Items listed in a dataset
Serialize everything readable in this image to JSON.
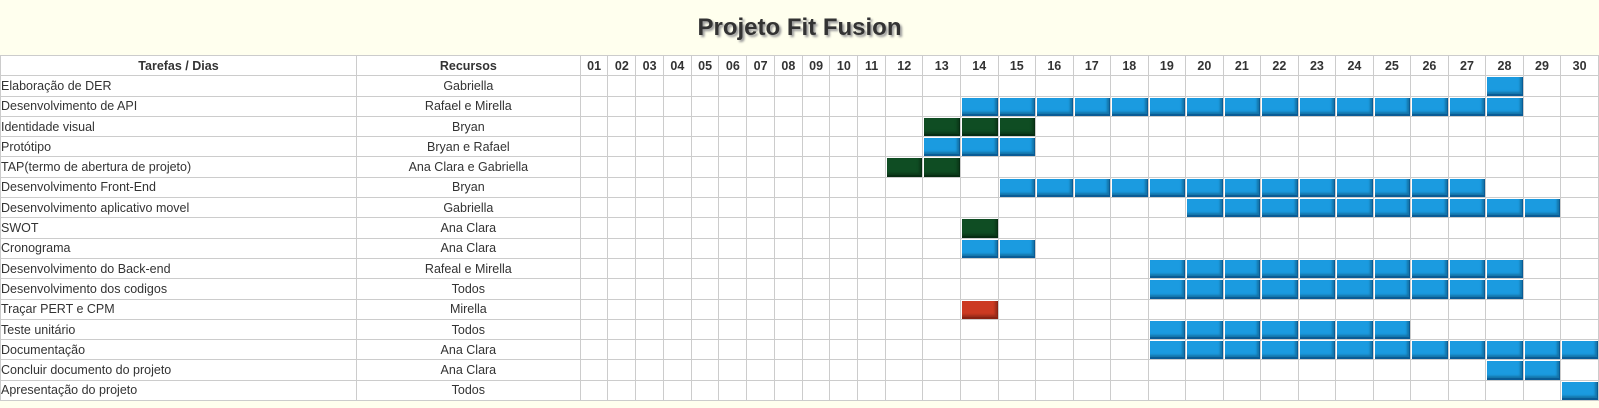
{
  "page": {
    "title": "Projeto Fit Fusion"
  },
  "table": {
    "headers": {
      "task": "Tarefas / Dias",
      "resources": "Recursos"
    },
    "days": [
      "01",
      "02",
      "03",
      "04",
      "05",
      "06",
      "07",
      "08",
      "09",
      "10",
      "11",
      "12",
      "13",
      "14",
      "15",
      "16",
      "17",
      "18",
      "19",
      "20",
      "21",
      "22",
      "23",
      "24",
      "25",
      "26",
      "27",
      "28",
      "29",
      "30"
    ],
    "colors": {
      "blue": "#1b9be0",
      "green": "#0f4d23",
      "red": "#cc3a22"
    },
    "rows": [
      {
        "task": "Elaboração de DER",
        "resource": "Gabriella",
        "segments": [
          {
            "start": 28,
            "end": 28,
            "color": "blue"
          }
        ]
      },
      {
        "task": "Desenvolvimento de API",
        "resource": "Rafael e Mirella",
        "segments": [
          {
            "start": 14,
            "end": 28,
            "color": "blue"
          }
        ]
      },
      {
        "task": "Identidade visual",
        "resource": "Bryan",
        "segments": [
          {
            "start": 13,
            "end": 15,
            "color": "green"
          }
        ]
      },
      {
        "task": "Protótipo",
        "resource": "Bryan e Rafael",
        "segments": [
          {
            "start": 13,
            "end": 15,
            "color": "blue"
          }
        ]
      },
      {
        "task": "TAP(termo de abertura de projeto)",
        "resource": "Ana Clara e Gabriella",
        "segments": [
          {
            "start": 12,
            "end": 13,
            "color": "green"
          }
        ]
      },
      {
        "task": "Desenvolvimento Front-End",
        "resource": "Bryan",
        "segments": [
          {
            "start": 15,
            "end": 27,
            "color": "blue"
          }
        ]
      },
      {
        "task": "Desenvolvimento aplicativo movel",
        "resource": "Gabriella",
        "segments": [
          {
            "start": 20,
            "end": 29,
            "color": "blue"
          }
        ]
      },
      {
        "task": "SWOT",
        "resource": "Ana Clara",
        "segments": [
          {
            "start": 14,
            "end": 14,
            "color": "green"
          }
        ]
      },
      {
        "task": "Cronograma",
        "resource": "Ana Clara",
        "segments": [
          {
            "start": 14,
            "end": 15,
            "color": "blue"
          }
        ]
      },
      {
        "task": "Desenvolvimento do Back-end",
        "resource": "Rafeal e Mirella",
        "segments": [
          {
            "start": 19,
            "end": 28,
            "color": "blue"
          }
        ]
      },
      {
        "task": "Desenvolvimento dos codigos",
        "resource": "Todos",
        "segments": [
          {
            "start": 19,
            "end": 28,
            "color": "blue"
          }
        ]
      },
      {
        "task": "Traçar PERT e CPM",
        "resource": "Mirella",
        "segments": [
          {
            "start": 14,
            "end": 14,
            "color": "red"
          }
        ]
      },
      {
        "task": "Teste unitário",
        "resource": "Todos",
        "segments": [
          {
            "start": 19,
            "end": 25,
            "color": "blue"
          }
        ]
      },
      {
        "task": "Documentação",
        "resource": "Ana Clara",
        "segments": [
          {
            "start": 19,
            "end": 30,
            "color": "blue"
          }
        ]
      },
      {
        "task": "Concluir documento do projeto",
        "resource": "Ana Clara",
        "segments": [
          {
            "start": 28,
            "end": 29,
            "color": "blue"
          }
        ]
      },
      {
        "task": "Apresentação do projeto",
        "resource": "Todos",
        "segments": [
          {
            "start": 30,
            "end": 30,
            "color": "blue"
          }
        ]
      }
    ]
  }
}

• _Stated problem_:
Output all of the records exactly as they appear above, but not the pictures.

• _Full output_:
Serialize everything readable in this image to JSON.
{
  "page": {
    "title": "Projeto Fit Fusion"
  },
  "table": {
    "headers": {
      "task": "Tarefas / Dias",
      "resources": "Recursos"
    },
    "days": [
      "01",
      "02",
      "03",
      "04",
      "05",
      "06",
      "07",
      "08",
      "09",
      "10",
      "11",
      "12",
      "13",
      "14",
      "15",
      "16",
      "17",
      "18",
      "19",
      "20",
      "21",
      "22",
      "23",
      "24",
      "25",
      "26",
      "27",
      "28",
      "29",
      "30"
    ],
    "colors": {
      "blue": "#1b9be0",
      "green": "#0f4d23",
      "red": "#cc3a22"
    },
    "rows": [
      {
        "task": "Elaboração de DER",
        "resource": "Gabriella",
        "segments": [
          {
            "start": 28,
            "end": 28,
            "color": "blue"
          }
        ]
      },
      {
        "task": "Desenvolvimento de API",
        "resource": "Rafael e Mirella",
        "segments": [
          {
            "start": 14,
            "end": 28,
            "color": "blue"
          }
        ]
      },
      {
        "task": "Identidade visual",
        "resource": "Bryan",
        "segments": [
          {
            "start": 13,
            "end": 15,
            "color": "green"
          }
        ]
      },
      {
        "task": "Protótipo",
        "resource": "Bryan e Rafael",
        "segments": [
          {
            "start": 13,
            "end": 15,
            "color": "blue"
          }
        ]
      },
      {
        "task": "TAP(termo de abertura de projeto)",
        "resource": "Ana Clara e Gabriella",
        "segments": [
          {
            "start": 12,
            "end": 13,
            "color": "green"
          }
        ]
      },
      {
        "task": "Desenvolvimento Front-End",
        "resource": "Bryan",
        "segments": [
          {
            "start": 15,
            "end": 27,
            "color": "blue"
          }
        ]
      },
      {
        "task": "Desenvolvimento aplicativo movel",
        "resource": "Gabriella",
        "segments": [
          {
            "start": 20,
            "end": 29,
            "color": "blue"
          }
        ]
      },
      {
        "task": "SWOT",
        "resource": "Ana Clara",
        "segments": [
          {
            "start": 14,
            "end": 14,
            "color": "green"
          }
        ]
      },
      {
        "task": "Cronograma",
        "resource": "Ana Clara",
        "segments": [
          {
            "start": 14,
            "end": 15,
            "color": "blue"
          }
        ]
      },
      {
        "task": "Desenvolvimento do Back-end",
        "resource": "Rafeal e Mirella",
        "segments": [
          {
            "start": 19,
            "end": 28,
            "color": "blue"
          }
        ]
      },
      {
        "task": "Desenvolvimento dos codigos",
        "resource": "Todos",
        "segments": [
          {
            "start": 19,
            "end": 28,
            "color": "blue"
          }
        ]
      },
      {
        "task": "Traçar PERT e CPM",
        "resource": "Mirella",
        "segments": [
          {
            "start": 14,
            "end": 14,
            "color": "red"
          }
        ]
      },
      {
        "task": "Teste unitário",
        "resource": "Todos",
        "segments": [
          {
            "start": 19,
            "end": 25,
            "color": "blue"
          }
        ]
      },
      {
        "task": "Documentação",
        "resource": "Ana Clara",
        "segments": [
          {
            "start": 19,
            "end": 30,
            "color": "blue"
          }
        ]
      },
      {
        "task": "Concluir documento do projeto",
        "resource": "Ana Clara",
        "segments": [
          {
            "start": 28,
            "end": 29,
            "color": "blue"
          }
        ]
      },
      {
        "task": "Apresentação do projeto",
        "resource": "Todos",
        "segments": [
          {
            "start": 30,
            "end": 30,
            "color": "blue"
          }
        ]
      }
    ]
  }
}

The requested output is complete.